▶ _Tasks to complete_
1 – Return the passage of the quantile regression text between "As stated in" and "using Quantile Regression.", inclusive.
2 – According to the quantile regression text, which package is used to carry out the computations?
3 – Write what comes next in the quantile regression text, beginning immediately after its final line.

───── Excerpted text ─────

# Quantile Regression instead of Fourier Transform

Anton Antonov   
December 2019
December 2024

-----

## Introduction

As stated in [the previous answer](https://mathematica.stackexchange.com/a/191675/34008):

> I am guessing that you are trying to fit the data to a sum of sinusoids, and use frequency analysis to provide guesses for the parameters.


Below is an answer that is somewhat of a brute force identification of significant Sin and Cos expansion terms using Quantile Regression. 
(The coefficients of the basis functions found by Quantile Regression are used instead of, say, `Periodogram`.)

The computations are done with the [package "Regressionizer"](https://pypi.org/project/Regressionizer/).

-------

## Setup

In [None]:
from Regressionizer import *
from OutlierIdentifiers import *

import numpy as np
import pandas as pd
import plotly.express as px
import plotly.graph_objects as go
import plotly.subplots as sp

import inspect

In [None]:
template='plotly_dark'
data_color='darkgray'

----

## Data

In [None]:
dirName = "./"

───── Extracted material ─────

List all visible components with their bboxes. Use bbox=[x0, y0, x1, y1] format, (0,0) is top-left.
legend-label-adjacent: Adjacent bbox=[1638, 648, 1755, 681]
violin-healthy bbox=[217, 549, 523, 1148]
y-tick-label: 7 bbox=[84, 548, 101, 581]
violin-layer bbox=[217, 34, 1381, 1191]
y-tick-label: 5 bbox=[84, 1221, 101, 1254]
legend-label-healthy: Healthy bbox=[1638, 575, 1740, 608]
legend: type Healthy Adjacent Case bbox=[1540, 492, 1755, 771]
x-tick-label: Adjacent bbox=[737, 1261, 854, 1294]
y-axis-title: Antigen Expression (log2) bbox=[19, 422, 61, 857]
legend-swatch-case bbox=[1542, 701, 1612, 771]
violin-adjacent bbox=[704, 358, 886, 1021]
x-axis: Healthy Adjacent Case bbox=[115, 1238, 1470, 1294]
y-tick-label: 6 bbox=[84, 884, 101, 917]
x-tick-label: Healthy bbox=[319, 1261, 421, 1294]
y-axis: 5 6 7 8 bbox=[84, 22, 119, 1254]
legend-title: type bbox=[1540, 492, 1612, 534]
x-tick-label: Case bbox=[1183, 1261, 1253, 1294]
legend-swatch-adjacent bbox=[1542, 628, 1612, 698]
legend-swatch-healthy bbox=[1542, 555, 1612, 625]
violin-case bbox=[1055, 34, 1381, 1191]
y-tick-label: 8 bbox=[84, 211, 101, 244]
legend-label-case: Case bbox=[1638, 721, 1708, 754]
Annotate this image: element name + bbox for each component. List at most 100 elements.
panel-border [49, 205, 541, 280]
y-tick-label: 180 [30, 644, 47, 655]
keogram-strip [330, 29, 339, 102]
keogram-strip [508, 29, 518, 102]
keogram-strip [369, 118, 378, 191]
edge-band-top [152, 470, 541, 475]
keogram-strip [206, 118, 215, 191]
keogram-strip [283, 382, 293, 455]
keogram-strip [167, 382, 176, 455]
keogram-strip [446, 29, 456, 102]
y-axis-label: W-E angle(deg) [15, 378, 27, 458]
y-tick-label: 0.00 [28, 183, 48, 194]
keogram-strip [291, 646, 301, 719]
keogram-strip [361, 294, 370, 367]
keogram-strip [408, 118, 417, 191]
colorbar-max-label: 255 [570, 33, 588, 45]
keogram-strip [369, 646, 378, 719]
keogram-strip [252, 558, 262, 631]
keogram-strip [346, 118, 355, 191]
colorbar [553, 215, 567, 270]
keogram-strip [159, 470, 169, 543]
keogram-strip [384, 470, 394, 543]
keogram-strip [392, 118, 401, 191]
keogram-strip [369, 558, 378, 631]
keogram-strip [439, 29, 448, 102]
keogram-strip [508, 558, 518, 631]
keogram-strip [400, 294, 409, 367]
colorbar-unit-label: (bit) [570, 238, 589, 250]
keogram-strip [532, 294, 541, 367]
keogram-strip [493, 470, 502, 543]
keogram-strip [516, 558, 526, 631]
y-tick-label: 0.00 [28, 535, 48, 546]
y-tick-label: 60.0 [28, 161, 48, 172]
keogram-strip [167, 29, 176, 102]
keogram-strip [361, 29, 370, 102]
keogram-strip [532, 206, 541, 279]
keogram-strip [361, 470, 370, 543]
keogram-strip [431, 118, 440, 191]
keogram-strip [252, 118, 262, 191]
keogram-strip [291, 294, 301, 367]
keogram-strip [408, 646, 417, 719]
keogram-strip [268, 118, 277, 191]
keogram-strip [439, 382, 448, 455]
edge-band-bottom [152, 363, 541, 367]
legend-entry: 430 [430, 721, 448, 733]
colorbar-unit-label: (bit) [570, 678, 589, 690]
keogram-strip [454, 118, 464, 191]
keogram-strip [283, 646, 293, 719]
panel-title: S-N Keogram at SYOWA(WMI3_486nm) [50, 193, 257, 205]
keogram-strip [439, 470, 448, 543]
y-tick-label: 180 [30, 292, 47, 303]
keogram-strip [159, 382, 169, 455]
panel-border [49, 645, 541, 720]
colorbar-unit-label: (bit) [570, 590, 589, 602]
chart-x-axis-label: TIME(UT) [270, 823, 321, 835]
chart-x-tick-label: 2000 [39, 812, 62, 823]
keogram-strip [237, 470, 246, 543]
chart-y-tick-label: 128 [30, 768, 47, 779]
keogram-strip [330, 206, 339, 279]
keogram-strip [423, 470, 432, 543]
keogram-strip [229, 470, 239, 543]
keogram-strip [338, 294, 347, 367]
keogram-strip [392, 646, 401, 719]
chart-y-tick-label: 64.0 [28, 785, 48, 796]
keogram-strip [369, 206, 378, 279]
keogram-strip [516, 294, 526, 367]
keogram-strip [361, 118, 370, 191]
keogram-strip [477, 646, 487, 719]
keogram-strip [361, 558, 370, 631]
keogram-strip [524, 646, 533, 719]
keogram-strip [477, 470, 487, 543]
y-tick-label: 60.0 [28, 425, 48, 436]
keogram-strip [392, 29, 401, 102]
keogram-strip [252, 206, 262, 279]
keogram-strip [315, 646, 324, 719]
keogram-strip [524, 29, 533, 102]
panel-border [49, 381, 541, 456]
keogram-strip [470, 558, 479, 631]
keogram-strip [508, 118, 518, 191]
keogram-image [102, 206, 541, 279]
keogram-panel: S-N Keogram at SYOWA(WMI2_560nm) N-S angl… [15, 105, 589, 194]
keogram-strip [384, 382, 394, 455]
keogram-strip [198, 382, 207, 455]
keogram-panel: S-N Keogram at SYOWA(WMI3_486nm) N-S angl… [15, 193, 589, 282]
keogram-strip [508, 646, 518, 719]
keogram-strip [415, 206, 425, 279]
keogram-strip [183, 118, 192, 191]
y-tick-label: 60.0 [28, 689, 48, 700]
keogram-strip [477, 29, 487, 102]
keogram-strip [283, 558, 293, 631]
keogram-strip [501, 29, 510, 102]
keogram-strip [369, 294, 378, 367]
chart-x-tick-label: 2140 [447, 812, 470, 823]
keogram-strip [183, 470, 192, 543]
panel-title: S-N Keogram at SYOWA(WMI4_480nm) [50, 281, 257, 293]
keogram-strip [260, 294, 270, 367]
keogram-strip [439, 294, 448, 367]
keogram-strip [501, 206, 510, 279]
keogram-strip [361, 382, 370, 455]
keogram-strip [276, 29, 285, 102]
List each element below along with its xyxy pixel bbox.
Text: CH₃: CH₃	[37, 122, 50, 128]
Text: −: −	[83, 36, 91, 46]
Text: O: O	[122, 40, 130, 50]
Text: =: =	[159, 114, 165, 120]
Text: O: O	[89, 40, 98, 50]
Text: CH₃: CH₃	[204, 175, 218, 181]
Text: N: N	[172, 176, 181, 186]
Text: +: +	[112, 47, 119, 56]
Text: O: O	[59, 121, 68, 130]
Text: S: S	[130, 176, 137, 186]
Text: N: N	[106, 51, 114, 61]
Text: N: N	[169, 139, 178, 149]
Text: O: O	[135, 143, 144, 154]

─────

▶ _Per-task answers_
1 –
As stated in [the previous answer](https://mathematica.stackexchange.com/a/191675/34008):

> I am guessing that you are trying to fit the data to a sum of sinusoids, and use frequency analysis to provide guesses for the parameters.


Below is an answer that is somewhat of a brute force identification of significant Sin and Cos expansion terms using Quantile Regression.

2 – The package "Regressionizer."

3 –
fileName = dirName + "/fourier-transform-data.csv.zip"
dfRawData = pd.read_csv(fileName, compression='zip')
dfRawData = dfRawData.sort_values(by=dfRawData.columns[0])

dfRawData

-----

## Procedure outline

1. Make a reference fit with an appropriate B-spline basis.

2. Compute a Quantile Regression fit with a large enough Sin/Cos basis functions.  

   -  Use suitable ranges for frequency factors and phase offsets.

3. Find the most significant contributors to the fit of step 2.

   - Pick the obvious outliers.

4. Compute Quantile Regression fit with the Sin/Cos functions found in the previous step. 

5. Examine the results and if needed re-iterate steps 2-5 with different function bases or Quantile Regression parameters.


-----

## Fit with B-splines

In this section we do a fit with B-splines basis for a references.

In [None]:
qrObj = (Regressionizer(dfRawData.to_numpy())
   .echo_data_summary()
   .quantile_regression(70, [0.5,])
   .plot(template = template, width = 1000, height = 400)
   )

In [None]:
qrObj.take_value().show()

Here we take the fitted regression quantile:

In [None]:
qFunc = qrObj.take_regression_quantiles().get(0.5)
qFunc

# Search for Sin/Cos model

Let us a make a large number of basis functions based on Fouriers expansion:

In [None]:
bFuncs = [lambda x: 1] + [func for h in np.arange(1.3, 6, 0.14) for b in np.arange(0, 1.1, 0.5) for func in (lambda x, b=b, h=h, f='sin': np.sin(b + h * x), lambda x, b=b, h=h, f='cos': np.cos(b + h * x))]

len(bFuncs)

Here is a fit with selected basis.

In [None]:
qrObj2 = (Regressionizer(dfRawData.to_numpy())
   .echo_data_summary()
   .quantile_regression_fit(funcs=bFuncs, probs=[0.5,])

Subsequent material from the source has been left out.